BRIEF:
Look through the entries and report how many lines include the word "Parse". Give the number alone.
— BEGIN —
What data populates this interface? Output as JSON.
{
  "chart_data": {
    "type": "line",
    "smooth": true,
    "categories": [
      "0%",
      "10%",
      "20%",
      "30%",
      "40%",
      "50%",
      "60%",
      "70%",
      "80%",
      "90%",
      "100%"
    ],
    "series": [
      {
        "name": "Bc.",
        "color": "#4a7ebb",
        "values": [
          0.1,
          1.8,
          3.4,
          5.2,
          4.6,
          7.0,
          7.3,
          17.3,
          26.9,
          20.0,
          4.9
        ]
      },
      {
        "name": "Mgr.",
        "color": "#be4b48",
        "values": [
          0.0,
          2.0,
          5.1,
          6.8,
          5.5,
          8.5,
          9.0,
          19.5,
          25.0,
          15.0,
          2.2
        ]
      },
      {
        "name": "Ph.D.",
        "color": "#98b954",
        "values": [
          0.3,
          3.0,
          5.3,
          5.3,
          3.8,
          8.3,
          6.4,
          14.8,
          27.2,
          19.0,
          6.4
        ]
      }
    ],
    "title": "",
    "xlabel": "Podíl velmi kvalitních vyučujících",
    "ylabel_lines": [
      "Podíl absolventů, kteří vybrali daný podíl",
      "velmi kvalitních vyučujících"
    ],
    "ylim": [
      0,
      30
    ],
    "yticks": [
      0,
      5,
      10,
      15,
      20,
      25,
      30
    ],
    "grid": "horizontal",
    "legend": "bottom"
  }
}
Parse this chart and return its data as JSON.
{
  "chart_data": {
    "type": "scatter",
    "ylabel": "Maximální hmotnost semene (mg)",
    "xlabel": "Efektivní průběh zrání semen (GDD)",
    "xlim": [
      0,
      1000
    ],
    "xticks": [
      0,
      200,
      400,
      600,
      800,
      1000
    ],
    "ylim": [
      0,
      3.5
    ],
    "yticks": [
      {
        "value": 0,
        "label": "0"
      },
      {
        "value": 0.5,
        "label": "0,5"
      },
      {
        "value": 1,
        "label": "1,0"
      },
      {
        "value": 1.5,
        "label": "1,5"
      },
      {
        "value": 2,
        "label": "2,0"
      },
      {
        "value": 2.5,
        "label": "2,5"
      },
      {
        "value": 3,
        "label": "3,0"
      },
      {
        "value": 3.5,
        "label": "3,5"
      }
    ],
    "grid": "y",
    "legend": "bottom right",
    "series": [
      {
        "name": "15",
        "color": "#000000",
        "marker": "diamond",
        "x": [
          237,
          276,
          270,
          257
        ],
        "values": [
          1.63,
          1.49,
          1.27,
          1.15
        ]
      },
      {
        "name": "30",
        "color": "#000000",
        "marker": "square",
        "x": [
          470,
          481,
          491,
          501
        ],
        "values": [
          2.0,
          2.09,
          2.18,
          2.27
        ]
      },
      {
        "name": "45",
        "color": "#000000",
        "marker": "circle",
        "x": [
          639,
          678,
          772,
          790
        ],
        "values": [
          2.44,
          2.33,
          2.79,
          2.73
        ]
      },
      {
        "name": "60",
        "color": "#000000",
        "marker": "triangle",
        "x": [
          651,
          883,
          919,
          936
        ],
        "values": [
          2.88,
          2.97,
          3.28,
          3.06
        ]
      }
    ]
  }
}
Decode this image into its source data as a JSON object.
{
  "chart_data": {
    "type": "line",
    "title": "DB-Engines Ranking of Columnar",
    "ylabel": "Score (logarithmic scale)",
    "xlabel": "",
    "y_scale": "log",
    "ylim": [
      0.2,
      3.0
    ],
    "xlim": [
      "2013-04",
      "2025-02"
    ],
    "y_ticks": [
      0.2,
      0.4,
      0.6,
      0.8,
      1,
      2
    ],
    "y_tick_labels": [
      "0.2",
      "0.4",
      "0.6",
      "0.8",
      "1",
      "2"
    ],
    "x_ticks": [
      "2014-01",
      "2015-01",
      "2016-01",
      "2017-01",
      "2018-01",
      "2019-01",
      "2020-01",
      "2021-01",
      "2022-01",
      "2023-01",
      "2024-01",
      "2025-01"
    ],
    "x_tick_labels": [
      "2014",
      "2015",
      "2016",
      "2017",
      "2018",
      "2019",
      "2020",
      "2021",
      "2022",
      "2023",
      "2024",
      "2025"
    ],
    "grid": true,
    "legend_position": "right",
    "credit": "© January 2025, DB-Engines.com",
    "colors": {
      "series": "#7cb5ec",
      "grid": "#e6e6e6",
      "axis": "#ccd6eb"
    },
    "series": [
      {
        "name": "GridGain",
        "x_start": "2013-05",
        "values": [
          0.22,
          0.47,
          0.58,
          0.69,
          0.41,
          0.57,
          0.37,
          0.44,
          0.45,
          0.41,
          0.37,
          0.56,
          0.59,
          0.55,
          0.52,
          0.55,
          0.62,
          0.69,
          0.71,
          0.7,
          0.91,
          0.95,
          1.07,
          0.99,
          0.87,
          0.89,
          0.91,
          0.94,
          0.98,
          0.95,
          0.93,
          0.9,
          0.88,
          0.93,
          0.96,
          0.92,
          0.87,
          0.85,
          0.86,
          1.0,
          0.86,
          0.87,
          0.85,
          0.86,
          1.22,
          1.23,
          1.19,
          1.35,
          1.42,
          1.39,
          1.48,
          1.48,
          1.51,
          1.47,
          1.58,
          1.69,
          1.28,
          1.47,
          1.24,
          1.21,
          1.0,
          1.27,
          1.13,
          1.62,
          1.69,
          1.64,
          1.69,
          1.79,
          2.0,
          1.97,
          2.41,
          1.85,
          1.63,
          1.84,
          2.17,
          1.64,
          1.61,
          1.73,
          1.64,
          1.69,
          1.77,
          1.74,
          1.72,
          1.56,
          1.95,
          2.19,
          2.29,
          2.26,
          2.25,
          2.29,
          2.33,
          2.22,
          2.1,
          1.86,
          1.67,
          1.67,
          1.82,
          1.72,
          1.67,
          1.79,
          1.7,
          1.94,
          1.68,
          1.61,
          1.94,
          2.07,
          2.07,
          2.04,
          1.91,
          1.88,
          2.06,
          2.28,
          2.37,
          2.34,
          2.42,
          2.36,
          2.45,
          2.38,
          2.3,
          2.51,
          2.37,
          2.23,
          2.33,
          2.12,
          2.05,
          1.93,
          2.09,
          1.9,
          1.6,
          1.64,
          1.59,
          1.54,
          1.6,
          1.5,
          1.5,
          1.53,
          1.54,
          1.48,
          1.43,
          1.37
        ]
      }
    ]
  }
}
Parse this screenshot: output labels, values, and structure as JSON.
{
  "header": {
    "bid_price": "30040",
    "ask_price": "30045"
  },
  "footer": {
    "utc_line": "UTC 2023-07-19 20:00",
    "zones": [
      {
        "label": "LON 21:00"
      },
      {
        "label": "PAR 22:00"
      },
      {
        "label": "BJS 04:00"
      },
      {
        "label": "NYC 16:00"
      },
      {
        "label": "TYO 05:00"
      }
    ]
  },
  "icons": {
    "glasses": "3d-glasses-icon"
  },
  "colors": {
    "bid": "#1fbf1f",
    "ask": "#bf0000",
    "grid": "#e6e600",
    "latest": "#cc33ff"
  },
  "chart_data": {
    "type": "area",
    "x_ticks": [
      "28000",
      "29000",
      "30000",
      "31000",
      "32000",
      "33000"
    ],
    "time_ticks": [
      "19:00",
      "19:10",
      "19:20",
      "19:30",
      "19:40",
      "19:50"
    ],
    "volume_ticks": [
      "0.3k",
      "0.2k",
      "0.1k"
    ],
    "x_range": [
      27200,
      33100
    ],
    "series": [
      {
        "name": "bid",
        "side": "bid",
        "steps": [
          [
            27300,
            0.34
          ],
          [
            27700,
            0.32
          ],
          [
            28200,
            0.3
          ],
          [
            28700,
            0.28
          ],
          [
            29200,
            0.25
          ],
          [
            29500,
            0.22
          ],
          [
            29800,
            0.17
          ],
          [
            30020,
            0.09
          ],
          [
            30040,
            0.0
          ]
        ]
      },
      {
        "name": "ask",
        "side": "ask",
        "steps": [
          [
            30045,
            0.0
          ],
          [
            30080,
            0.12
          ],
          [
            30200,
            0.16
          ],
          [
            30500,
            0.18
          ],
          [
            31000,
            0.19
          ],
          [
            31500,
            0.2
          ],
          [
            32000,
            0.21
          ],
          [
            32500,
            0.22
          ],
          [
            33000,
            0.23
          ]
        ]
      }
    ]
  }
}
— END —
FINISHED TASK:
2